== AIM ==
Every record below is to be retyped exactly.

[start of SOURCE RECORDS]

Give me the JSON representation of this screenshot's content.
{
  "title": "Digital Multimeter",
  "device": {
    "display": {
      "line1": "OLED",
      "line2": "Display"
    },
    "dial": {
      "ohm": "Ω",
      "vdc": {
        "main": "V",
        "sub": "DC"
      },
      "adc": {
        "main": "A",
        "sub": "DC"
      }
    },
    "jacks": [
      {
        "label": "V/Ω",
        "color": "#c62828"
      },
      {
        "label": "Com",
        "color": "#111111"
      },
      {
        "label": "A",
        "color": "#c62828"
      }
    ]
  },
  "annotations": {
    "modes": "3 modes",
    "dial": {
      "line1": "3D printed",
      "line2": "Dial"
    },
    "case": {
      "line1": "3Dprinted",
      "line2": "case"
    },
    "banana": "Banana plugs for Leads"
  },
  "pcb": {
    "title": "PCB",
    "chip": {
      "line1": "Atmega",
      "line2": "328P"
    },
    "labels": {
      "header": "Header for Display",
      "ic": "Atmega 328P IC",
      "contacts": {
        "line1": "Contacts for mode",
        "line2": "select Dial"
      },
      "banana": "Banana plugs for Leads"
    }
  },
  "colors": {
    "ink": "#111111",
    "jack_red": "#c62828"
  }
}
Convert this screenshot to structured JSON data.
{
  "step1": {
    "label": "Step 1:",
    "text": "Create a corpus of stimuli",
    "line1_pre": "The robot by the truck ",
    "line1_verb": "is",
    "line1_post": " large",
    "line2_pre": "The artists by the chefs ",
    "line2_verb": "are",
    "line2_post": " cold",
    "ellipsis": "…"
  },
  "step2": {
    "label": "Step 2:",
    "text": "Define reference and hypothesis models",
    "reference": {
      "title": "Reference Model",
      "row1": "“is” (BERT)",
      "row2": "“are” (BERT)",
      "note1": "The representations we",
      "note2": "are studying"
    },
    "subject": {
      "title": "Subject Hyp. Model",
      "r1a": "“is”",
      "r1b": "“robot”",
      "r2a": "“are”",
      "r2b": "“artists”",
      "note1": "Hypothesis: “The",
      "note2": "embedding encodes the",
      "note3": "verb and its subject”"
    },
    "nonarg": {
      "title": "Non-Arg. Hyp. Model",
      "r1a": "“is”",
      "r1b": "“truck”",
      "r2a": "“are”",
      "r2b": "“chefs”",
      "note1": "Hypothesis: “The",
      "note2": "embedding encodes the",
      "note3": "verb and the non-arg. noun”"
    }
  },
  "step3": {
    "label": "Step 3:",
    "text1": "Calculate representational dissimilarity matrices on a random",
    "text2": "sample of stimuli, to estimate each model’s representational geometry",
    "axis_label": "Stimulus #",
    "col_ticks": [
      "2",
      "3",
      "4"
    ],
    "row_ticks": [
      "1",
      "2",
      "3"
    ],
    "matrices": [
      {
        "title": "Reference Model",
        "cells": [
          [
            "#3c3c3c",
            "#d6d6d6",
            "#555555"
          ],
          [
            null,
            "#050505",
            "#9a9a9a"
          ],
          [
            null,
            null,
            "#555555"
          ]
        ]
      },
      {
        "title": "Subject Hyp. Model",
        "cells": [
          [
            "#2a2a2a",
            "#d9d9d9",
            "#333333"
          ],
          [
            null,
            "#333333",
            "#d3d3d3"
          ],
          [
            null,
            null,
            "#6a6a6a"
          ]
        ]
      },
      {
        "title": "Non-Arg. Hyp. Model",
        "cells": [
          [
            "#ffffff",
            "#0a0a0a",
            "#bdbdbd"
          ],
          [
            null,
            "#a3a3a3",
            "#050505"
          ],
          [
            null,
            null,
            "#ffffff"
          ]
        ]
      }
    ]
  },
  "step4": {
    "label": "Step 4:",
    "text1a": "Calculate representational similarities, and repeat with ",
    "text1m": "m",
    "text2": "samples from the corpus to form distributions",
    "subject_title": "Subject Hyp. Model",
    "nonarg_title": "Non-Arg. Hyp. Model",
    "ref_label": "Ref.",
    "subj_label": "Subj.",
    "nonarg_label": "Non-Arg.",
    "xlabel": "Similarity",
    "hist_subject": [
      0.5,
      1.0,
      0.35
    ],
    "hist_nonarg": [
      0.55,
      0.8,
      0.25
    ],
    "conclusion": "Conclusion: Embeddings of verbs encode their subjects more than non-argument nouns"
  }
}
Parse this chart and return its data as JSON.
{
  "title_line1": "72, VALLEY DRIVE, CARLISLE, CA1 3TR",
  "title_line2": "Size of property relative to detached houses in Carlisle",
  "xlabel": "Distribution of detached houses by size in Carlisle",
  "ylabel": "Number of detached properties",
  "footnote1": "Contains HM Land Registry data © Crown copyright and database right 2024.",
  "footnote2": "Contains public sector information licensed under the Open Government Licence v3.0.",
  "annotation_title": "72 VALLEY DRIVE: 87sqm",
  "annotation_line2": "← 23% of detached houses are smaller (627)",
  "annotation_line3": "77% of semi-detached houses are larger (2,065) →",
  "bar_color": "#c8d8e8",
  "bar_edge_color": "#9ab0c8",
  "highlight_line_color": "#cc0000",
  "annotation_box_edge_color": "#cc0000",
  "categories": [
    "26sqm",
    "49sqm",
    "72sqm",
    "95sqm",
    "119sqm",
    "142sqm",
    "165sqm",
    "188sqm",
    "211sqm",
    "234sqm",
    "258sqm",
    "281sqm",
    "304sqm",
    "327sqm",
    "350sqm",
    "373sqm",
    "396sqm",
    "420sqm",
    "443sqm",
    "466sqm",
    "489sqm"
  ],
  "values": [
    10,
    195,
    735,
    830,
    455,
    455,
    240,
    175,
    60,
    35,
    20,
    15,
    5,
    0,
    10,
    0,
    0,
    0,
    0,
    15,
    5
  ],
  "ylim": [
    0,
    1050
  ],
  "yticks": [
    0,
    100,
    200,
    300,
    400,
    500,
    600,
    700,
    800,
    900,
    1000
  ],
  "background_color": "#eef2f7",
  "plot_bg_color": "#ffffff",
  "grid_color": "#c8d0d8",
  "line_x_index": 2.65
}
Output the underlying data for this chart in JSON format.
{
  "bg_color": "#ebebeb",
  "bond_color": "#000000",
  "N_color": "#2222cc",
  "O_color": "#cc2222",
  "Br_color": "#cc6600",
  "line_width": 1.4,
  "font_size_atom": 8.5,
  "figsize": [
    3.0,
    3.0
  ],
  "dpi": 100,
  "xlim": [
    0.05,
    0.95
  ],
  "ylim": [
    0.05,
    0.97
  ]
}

[end of SOURCE RECORDS]

== EXERCISE RESPONSE ==
Give me the JSON representation of this screenshot's content.
{
  "title": "Digital Multimeter",
  "device": {
    "display": {
      "line1": "OLED",
      "line2": "Display"
    },
    "dial": {
      "ohm": "Ω",
      "vdc": {
        "main": "V",
        "sub": "DC"
      },
      "adc": {
        "main": "A",
        "sub": "DC"
      }
    },
    "jacks": [
      {
        "label": "V/Ω",
        "color": "#c62828"
      },
      {
        "label": "Com",
        "color": "#111111"
      },
      {
        "label": "A",
        "color": "#c62828"
      }
    ]
  },
  "annotations": {
    "modes": "3 modes",
    "dial": {
      "line1": "3D printed",
      "line2": "Dial"
    },
    "case": {
      "line1": "3Dprinted",
      "line2": "case"
    },
    "banana": "Banana plugs for Leads"
  },
  "pcb": {
    "title": "PCB",
    "chip": {
      "line1": "Atmega",
      "line2": "328P"
    },
    "labels": {
      "header": "Header for Display",
      "ic": "Atmega 328P IC",
      "contacts": {
        "line1": "Contacts for mode",
        "line2": "select Dial"
      },
      "banana": "Banana plugs for Leads"
    }
  },
  "colors": {
    "ink": "#111111",
    "jack_red": "#c62828"
  }
}
Convert this screenshot to structured JSON data.
{
  "step1": {
    "label": "Step 1:",
    "text": "Create a corpus of stimuli",
    "line1_pre": "The robot by the truck ",
    "line1_verb": "is",
    "line1_post": " large",
    "line2_pre": "The artists by the chefs ",
    "line2_verb": "are",
    "line2_post": " cold",
    "ellipsis": "…"
  },
  "step2": {
    "label": "Step 2:",
    "text": "Define reference and hypothesis models",
    "reference": {
      "title": "Reference Model",
      "row1": "“is” (BERT)",
      "row2": "“are” (BERT)",
      "note1": "The representations we",
      "note2": "are studying"
    },
    "subject": {
      "title": "Subject Hyp. Model",
      "r1a": "“is”",
      "r1b": "“robot”",
      "r2a": "“are”",
      "r2b": "“artists”",
      "note1": "Hypothesis: “The",
      "note2": "embedding encodes the",
      "note3": "verb and its subject”"
    },
    "nonarg": {
      "title": "Non-Arg. Hyp. Model",
      "r1a": "“is”",
      "r1b": "“truck”",
      "r2a": "“are”",
      "r2b": "“chefs”",
      "note1": "Hypothesis: “The",
      "note2": "embedding encodes the",
      "note3": "verb and the non-arg. noun”"
    }
  },
  "step3": {
    "label": "Step 3:",
    "text1": "Calculate representational dissimilarity matrices on a random",
    "text2": "sample of stimuli, to estimate each model’s representational geometry",
    "axis_label": "Stimulus #",
    "col_ticks": [
      "2",
      "3",
      "4"
    ],
    "row_ticks": [
      "1",
      "2",
      "3"
    ],
    "matrices": [
      {
        "title": "Reference Model",
        "cells": [
          [
            "#3c3c3c",
            "#d6d6d6",
            "#555555"
          ],
          [
            null,
            "#050505",
            "#9a9a9a"
          ],
          [
            null,
            null,
            "#555555"
          ]
        ]
      },
      {
        "title": "Subject Hyp. Model",
        "cells": [
          [
            "#2a2a2a",
            "#d9d9d9",
            "#333333"
          ],
          [
            null,
            "#333333",
            "#d3d3d3"
          ],
          [
            null,
            null,
            "#6a6a6a"
          ]
        ]
      },
      {
        "title": "Non-Arg. Hyp. Model",
        "cells": [
          [
            "#ffffff",
            "#0a0a0a",
            "#bdbdbd"
          ],
          [
            null,
            "#a3a3a3",
            "#050505"
          ],
          [
            null,
            null,
            "#ffffff"
          ]
        ]
      }
    ]
  },
  "step4": {
    "label": "Step 4:",
    "text1a": "Calculate representational similarities, and repeat with ",
    "text1m": "m",
    "text2": "samples from the corpus to form distributions",
    "subject_title": "Subject Hyp. Model",
    "nonarg_title": "Non-Arg. Hyp. Model",
    "ref_label": "Ref.",
    "subj_label": "Subj.",
    "nonarg_label": "Non-Arg.",
    "xlabel": "Similarity",
    "hist_subject": [
      0.5,
      1.0,
      0.35
    ],
    "hist_nonarg": [
      0.55,
      0.8,
      0.25
    ],
    "conclusion": "Conclusion: Embeddings of verbs encode their subjects more than non-argument nouns"
  }
}
Parse this chart and return its data as JSON.
{
  "title_line1": "72, VALLEY DRIVE, CARLISLE, CA1 3TR",
  "title_line2": "Size of property relative to detached houses in Carlisle",
  "xlabel": "Distribution of detached houses by size in Carlisle",
  "ylabel": "Number of detached properties",
  "footnote1": "Contains HM Land Registry data © Crown copyright and database right 2024.",
  "footnote2": "Contains public sector information licensed under the Open Government Licence v3.0.",
  "annotation_title": "72 VALLEY DRIVE: 87sqm",
  "annotation_line2": "← 23% of detached houses are smaller (627)",
  "annotation_line3": "77% of semi-detached houses are larger (2,065) →",
  "bar_color": "#c8d8e8",
  "bar_edge_color": "#9ab0c8",
  "highlight_line_color": "#cc0000",
  "annotation_box_edge_color": "#cc0000",
  "categories": [
    "26sqm",
    "49sqm",
    "72sqm",
    "95sqm",
    "119sqm",
    "142sqm",
    "165sqm",
    "188sqm",
    "211sqm",
    "234sqm",
    "258sqm",
    "281sqm",
    "304sqm",
    "327sqm",
    "350sqm",
    "373sqm",
    "396sqm",
    "420sqm",
    "443sqm",
    "466sqm",
    "489sqm"
  ],
  "values": [
    10,
    195,
    735,
    830,
    455,
    455,
    240,
    175,
    60,
    35,
    20,
    15,
    5,
    0,
    10,
    0,
    0,
    0,
    0,
    15,
    5
  ],
  "ylim": [
    0,
    1050
  ],
  "yticks": [
    0,
    100,
    200,
    300,
    400,
    500,
    600,
    700,
    800,
    900,
    1000
  ],
  "background_color": "#eef2f7",
  "plot_bg_color": "#ffffff",
  "grid_color": "#c8d0d8",
  "line_x_index": 2.65
}
Output the underlying data for this chart in JSON format.
{
  "bg_color": "#ebebeb",
  "bond_color": "#000000",
  "N_color": "#2222cc",
  "O_color": "#cc2222",
  "Br_color": "#cc6600",
  "line_width": 1.4,
  "font_size_atom": 8.5,
  "figsize": [
    3.0,
    3.0
  ],
  "dpi": 100,
  "xlim": [
    0.05,
    0.95
  ],
  "ylim": [
    0.05,
    0.97
  ]
}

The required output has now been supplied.